--- Start of Data to use ---

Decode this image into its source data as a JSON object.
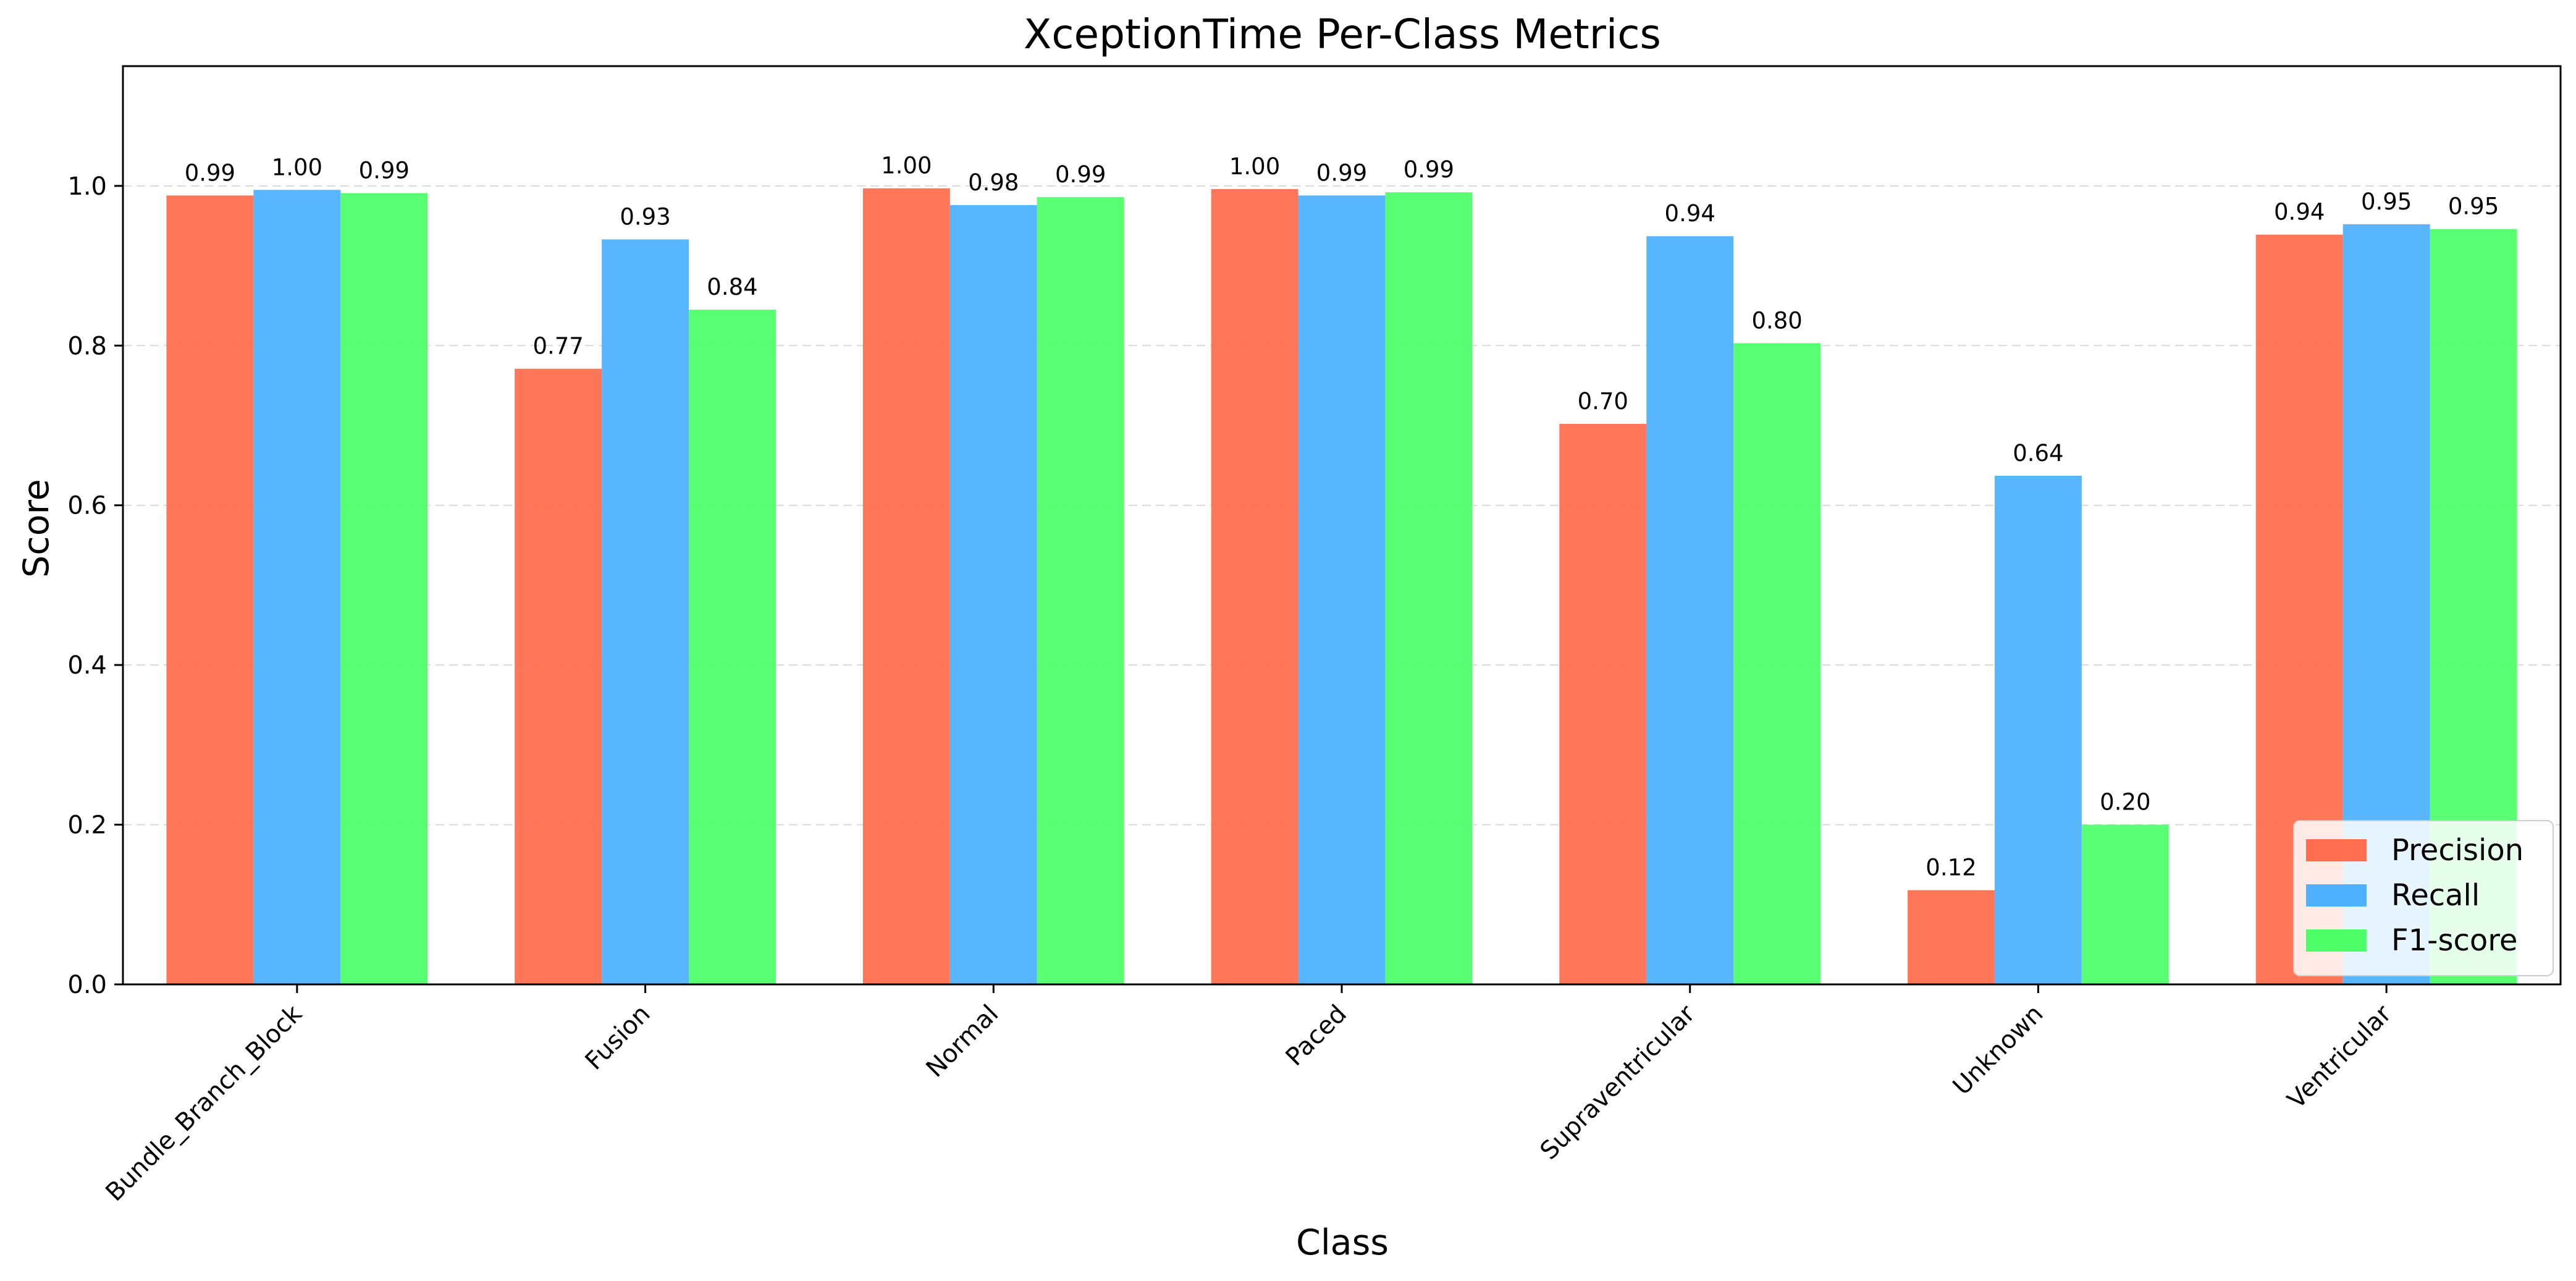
{
  "chart_data": {
    "type": "bar",
    "title": "XceptionTime Per-Class Metrics",
    "xlabel": "Class",
    "ylabel": "Score",
    "ylim": [
      0,
      1.15
    ],
    "yticks": [
      "0.0",
      "0.2",
      "0.4",
      "0.6",
      "0.8",
      "1.0"
    ],
    "grid": "y, dashed",
    "legend_position": "lower-right",
    "categories": [
      "Bundle_Branch_Block",
      "Fusion",
      "Normal",
      "Paced",
      "Supraventricular",
      "Unknown",
      "Ventricular"
    ],
    "series": [
      {
        "name": "Precision",
        "color": "#FF6F4F",
        "values": [
          0.988,
          0.771,
          0.997,
          0.996,
          0.702,
          0.118,
          0.939
        ],
        "labels": [
          "0.99",
          "0.77",
          "1.00",
          "1.00",
          "0.70",
          "0.12",
          "0.94"
        ]
      },
      {
        "name": "Recall",
        "color": "#4FB2FF",
        "values": [
          0.995,
          0.933,
          0.976,
          0.988,
          0.937,
          0.637,
          0.952
        ],
        "labels": [
          "1.00",
          "0.93",
          "0.98",
          "0.99",
          "0.94",
          "0.64",
          "0.95"
        ]
      },
      {
        "name": "F1-score",
        "color": "#4FFF6A",
        "values": [
          0.991,
          0.845,
          0.986,
          0.992,
          0.803,
          0.2,
          0.946
        ],
        "labels": [
          "0.99",
          "0.84",
          "0.99",
          "0.99",
          "0.80",
          "0.20",
          "0.95"
        ]
      }
    ]
  }
}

--- End of Data to use ---

> [Aim] Print each of the records above exactly as written, leaving no picture in the copy.

> [Response]
Decode this image into its source data as a JSON object.
{
  "chart_data": {
    "type": "bar",
    "title": "XceptionTime Per-Class Metrics",
    "xlabel": "Class",
    "ylabel": "Score",
    "ylim": [
      0,
      1.15
    ],
    "yticks": [
      "0.0",
      "0.2",
      "0.4",
      "0.6",
      "0.8",
      "1.0"
    ],
    "grid": "y, dashed",
    "legend_position": "lower-right",
    "categories": [
      "Bundle_Branch_Block",
      "Fusion",
      "Normal",
      "Paced",
      "Supraventricular",
      "Unknown",
      "Ventricular"
    ],
    "series": [
      {
        "name": "Precision",
        "color": "#FF6F4F",
        "values": [
          0.988,
          0.771,
          0.997,
          0.996,
          0.702,
          0.118,
          0.939
        ],
        "labels": [
          "0.99",
          "0.77",
          "1.00",
          "1.00",
          "0.70",
          "0.12",
          "0.94"
        ]
      },
      {
        "name": "Recall",
        "color": "#4FB2FF",
        "values": [
          0.995,
          0.933,
          0.976,
          0.988,
          0.937,
          0.637,
          0.952
        ],
        "labels": [
          "1.00",
          "0.93",
          "0.98",
          "0.99",
          "0.94",
          "0.64",
          "0.95"
        ]
      },
      {
        "name": "F1-score",
        "color": "#4FFF6A",
        "values": [
          0.991,
          0.845,
          0.986,
          0.992,
          0.803,
          0.2,
          0.946
        ],
        "labels": [
          "0.99",
          "0.84",
          "0.99",
          "0.99",
          "0.80",
          "0.20",
          "0.95"
        ]
      }
    ]
  }
}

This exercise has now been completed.